• _REQUIREMENT_:
Take the data below and repeat it exactly.

*** GIVEN DATA

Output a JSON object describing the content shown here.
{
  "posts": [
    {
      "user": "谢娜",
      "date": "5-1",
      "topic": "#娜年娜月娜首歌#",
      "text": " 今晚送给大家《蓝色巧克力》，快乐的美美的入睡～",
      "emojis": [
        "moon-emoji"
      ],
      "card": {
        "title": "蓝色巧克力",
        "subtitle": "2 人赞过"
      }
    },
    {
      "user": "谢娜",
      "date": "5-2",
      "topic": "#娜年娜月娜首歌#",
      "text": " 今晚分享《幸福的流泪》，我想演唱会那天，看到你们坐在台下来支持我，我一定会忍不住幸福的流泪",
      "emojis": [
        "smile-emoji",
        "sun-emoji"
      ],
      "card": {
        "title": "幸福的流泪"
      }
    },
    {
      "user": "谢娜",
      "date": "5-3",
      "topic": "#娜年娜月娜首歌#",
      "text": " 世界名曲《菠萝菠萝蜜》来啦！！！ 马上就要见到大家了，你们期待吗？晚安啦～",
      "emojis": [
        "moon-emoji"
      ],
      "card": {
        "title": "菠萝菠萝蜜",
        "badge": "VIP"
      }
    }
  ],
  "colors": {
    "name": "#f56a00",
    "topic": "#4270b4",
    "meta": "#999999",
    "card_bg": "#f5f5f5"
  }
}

******

• _TASK RESPONSE_:
Output a JSON object describing the content shown here.
{
  "posts": [
    {
      "user": "谢娜",
      "date": "5-1",
      "topic": "#娜年娜月娜首歌#",
      "text": " 今晚送给大家《蓝色巧克力》，快乐的美美的入睡～",
      "emojis": [
        "moon-emoji"
      ],
      "card": {
        "title": "蓝色巧克力",
        "subtitle": "2 人赞过"
      }
    },
    {
      "user": "谢娜",
      "date": "5-2",
      "topic": "#娜年娜月娜首歌#",
      "text": " 今晚分享《幸福的流泪》，我想演唱会那天，看到你们坐在台下来支持我，我一定会忍不住幸福的流泪",
      "emojis": [
        "smile-emoji",
        "sun-emoji"
      ],
      "card": {
        "title": "幸福的流泪"
      }
    },
    {
      "user": "谢娜",
      "date": "5-3",
      "topic": "#娜年娜月娜首歌#",
      "text": " 世界名曲《菠萝菠萝蜜》来啦！！！ 马上就要见到大家了，你们期待吗？晚安啦～",
      "emojis": [
        "moon-emoji"
      ],
      "card": {
        "title": "菠萝菠萝蜜",
        "badge": "VIP"
      }
    }
  ],
  "colors": {
    "name": "#f56a00",
    "topic": "#4270b4",
    "meta": "#999999",
    "card_bg": "#f5f5f5"
  }
}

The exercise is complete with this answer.